- **Listing**

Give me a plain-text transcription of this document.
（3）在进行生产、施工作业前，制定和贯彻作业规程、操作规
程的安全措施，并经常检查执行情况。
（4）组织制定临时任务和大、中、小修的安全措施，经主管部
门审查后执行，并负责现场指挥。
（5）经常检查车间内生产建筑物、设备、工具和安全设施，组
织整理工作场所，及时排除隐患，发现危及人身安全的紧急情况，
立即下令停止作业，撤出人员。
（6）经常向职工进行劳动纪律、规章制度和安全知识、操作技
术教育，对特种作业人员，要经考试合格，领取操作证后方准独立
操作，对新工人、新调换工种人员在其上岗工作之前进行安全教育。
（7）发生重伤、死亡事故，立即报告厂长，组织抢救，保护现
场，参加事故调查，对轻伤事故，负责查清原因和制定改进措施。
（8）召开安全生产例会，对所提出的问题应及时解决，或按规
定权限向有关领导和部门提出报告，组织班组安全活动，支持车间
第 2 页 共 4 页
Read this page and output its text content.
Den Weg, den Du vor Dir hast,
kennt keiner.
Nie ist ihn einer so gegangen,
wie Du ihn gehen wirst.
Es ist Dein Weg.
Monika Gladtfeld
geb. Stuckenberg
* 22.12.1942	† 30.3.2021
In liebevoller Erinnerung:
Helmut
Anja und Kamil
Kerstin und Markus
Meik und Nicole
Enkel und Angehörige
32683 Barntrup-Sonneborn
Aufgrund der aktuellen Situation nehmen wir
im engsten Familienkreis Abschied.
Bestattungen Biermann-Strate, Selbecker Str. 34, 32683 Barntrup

- **Exercise instructions**
Return all of the above records exactly, leaving no line out.

- **Solution to this problem**
Give me a plain-text transcription of this document.
（3）在进行生产、施工作业前，制定和贯彻作业规程、操作规
程的安全措施，并经常检查执行情况。
（4）组织制定临时任务和大、中、小修的安全措施，经主管部
门审查后执行，并负责现场指挥。
（5）经常检查车间内生产建筑物、设备、工具和安全设施，组
织整理工作场所，及时排除隐患，发现危及人身安全的紧急情况，
立即下令停止作业，撤出人员。
（6）经常向职工进行劳动纪律、规章制度和安全知识、操作技
术教育，对特种作业人员，要经考试合格，领取操作证后方准独立
操作，对新工人、新调换工种人员在其上岗工作之前进行安全教育。
（7）发生重伤、死亡事故，立即报告厂长，组织抢救，保护现
场，参加事故调查，对轻伤事故，负责查清原因和制定改进措施。
（8）召开安全生产例会，对所提出的问题应及时解决，或按规
定权限向有关领导和部门提出报告，组织班组安全活动，支持车间
第 2 页 共 4 页
Read this page and output its text content.
Den Weg, den Du vor Dir hast,
kennt keiner.
Nie ist ihn einer so gegangen,
wie Du ihn gehen wirst.
Es ist Dein Weg.
Monika Gladtfeld
geb. Stuckenberg
* 22.12.1942	† 30.3.2021
In liebevoller Erinnerung:
Helmut
Anja und Kamil
Kerstin und Markus
Meik und Nicole
Enkel und Angehörige
32683 Barntrup-Sonneborn
Aufgrund der aktuellen Situation nehmen wir
im engsten Familienkreis Abschied.
Bestattungen Biermann-Strate, Selbecker Str. 34, 32683 Barntrup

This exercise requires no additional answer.